-- Stated exercise --
Can you copy out the data exactly? Leave the images out.

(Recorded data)
****************************************

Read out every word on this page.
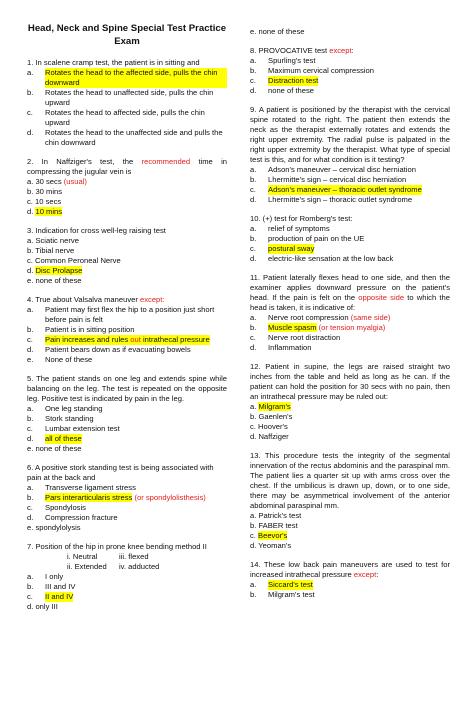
Head, Neck and Spine Special Test Practice Exam
1. In scalene cramp test, the patient is in sitting and
a.	Rotates the head to the affected side, pulls the chin downward
b.	Rotates the head to unaffected side, pulls the chin upward
c.	Rotates the head to affected side, pulls the chin upward
d.	Rotates the head to the unaffected side and pulls the chin downward
2. In Naffziger's test, the recommended time in compressing the jugular vein is
a. 30 secs (usual)
b. 30 mins
c. 10 secs
d. 10 mins
3. Indication for cross well-leg raising test
a. Sciatic nerve
b. Tibial nerve
c. Common Peroneal Nerve
d. Disc Prolapse
e. none of these
4. True about Valsalva maneuver except:
a.	Patient may first flex the hip to a position just short before pain is felt
b.	Patient is in sitting position
c.	Pain increases and rules out intrathecal pressure
d.	Patient bears down as if evacuating bowels
e.	None of these
5. The patient stands on one leg and extends spine while balancing on the leg. The test is repeated on the opposite leg. Positive test is indicated by pain in the leg.
a.	One leg standing
b.	Stork standing
c.	Lumbar extension test
d.	all of these
e. none of these
6. A positive stork standing test is being associated with pain at the back and
a.	Transverse ligament stress
b.	Pars interarticularis stress (or spondylolisthesis)
c.	Spondylosis
d.	Compression fracture
e. spondylolysis
7. Position of the hip in prone knee bending method II
i. Neutral	iii. flexed
ii. Extended iv. adducted
a.	I only
b.	III and IV
c.	II and IV
d. only III
e. none of these
8. PROVOCATIVE test except:
a.	Spurling's test
b.	Maximum cervical compression
c.	Distraction test
d.	none of these
9. A patient is positioned by the therapist with the cervical spine rotated to the right. The patient then extends the neck as the therapist externally rotates and extends the right upper extremity. The radial pulse is palpated in the right upper extremity by the therapist. What type of special test is this, and for what condition is it testing?
a.	Adson's maneuver – cervical disc herniation
b.	Lhermitte's sign – cervical disc herniation
c.	Adson's maneuver – thoracic outlet syndrome
d.	Lhermitte's sign – thoracic outlet syndrome
10. (+) test for Romberg's test:
a.	relief of symptoms
b.	production of pain on the UE
c.	postural sway
d.	electric-like sensation at the low back
11. Patient laterally flexes head to one side, and then the examiner applies downward pressure on the patient's head. If the pain is felt on the opposite side to which the head is taken, it is indicative of:
a.	Nerve root compression (same side)
b.	Muscle spasm (or tension myalgia)
c.	Nerve root distraction
d.	Inflammation
12. Patient in supine, the legs are raised straight two inches from the table and held as long as he can. If the patient can hold the position for 30 secs with no pain, then an intrathecal pressure may be ruled out:
a. Milgram's
b. Gaenlen's
c. Hoover's
d. Naffziger
13. This procedure tests the integrity of the segmental innervation of the rectus abdominis and the paraspinal mm. The patient lies a quarter sit up with arms cross over the chest. If the umbilicus is drawn up, down, or to one side, there may be asymmetrical involvement of the anterior abdominal paraspinal mm.
a. Patrick's test
b. FABER test
c. Beevor's
d. Yeoman's
14. These low back pain maneuvers are used to test for increased intrathecal pressure except:
a.	Siccard's test
b.	Milgram's test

****************************************

-- Task answer --
Read out every word on this page.
Head, Neck and Spine Special Test Practice Exam
1. In scalene cramp test, the patient is in sitting and
a.	Rotates the head to the affected side, pulls the chin downward
b.	Rotates the head to unaffected side, pulls the chin upward
c.	Rotates the head to affected side, pulls the chin upward
d.	Rotates the head to the unaffected side and pulls the chin downward
2. In Naffziger's test, the recommended time in compressing the jugular vein is
a. 30 secs (usual)
b. 30 mins
c. 10 secs
d. 10 mins
3. Indication for cross well-leg raising test
a. Sciatic nerve
b. Tibial nerve
c. Common Peroneal Nerve
d. Disc Prolapse
e. none of these
4. True about Valsalva maneuver except:
a.	Patient may first flex the hip to a position just short before pain is felt
b.	Patient is in sitting position
c.	Pain increases and rules out intrathecal pressure
d.	Patient bears down as if evacuating bowels
e.	None of these
5. The patient stands on one leg and extends spine while balancing on the leg. The test is repeated on the opposite leg. Positive test is indicated by pain in the leg.
a.	One leg standing
b.	Stork standing
c.	Lumbar extension test
d.	all of these
e. none of these
6. A positive stork standing test is being associated with pain at the back and
a.	Transverse ligament stress
b.	Pars interarticularis stress (or spondylolisthesis)
c.	Spondylosis
d.	Compression fracture
e. spondylolysis
7. Position of the hip in prone knee bending method II
i. Neutral	iii. flexed
ii. Extended iv. adducted
a.	I only
b.	III and IV
c.	II and IV
d. only III
e. none of these
8. PROVOCATIVE test except:
a.	Spurling's test
b.	Maximum cervical compression
c.	Distraction test
d.	none of these
9. A patient is positioned by the therapist with the cervical spine rotated to the right. The patient then extends the neck as the therapist externally rotates and extends the right upper extremity. The radial pulse is palpated in the right upper extremity by the therapist. What type of special test is this, and for what condition is it testing?
a.	Adson's maneuver – cervical disc herniation
b.	Lhermitte's sign – cervical disc herniation
c.	Adson's maneuver – thoracic outlet syndrome
d.	Lhermitte's sign – thoracic outlet syndrome
10. (+) test for Romberg's test:
a.	relief of symptoms
b.	production of pain on the UE
c.	postural sway
d.	electric-like sensation at the low back
11. Patient laterally flexes head to one side, and then the examiner applies downward pressure on the patient's head. If the pain is felt on the opposite side to which the head is taken, it is indicative of:
a.	Nerve root compression (same side)
b.	Muscle spasm (or tension myalgia)
c.	Nerve root distraction
d.	Inflammation
12. Patient in supine, the legs are raised straight two inches from the table and held as long as he can. If the patient can hold the position for 30 secs with no pain, then an intrathecal pressure may be ruled out:
a. Milgram's
b. Gaenlen's
c. Hoover's
d. Naffziger
13. This procedure tests the integrity of the segmental innervation of the rectus abdominis and the paraspinal mm. The patient lies a quarter sit up with arms cross over the chest. If the umbilicus is drawn up, down, or to one side, there may be asymmetrical involvement of the anterior abdominal paraspinal mm.
a. Patrick's test
b. FABER test
c. Beevor's
d. Yeoman's
14. These low back pain maneuvers are used to test for increased intrathecal pressure except:
a.	Siccard's test
b.	Milgram's test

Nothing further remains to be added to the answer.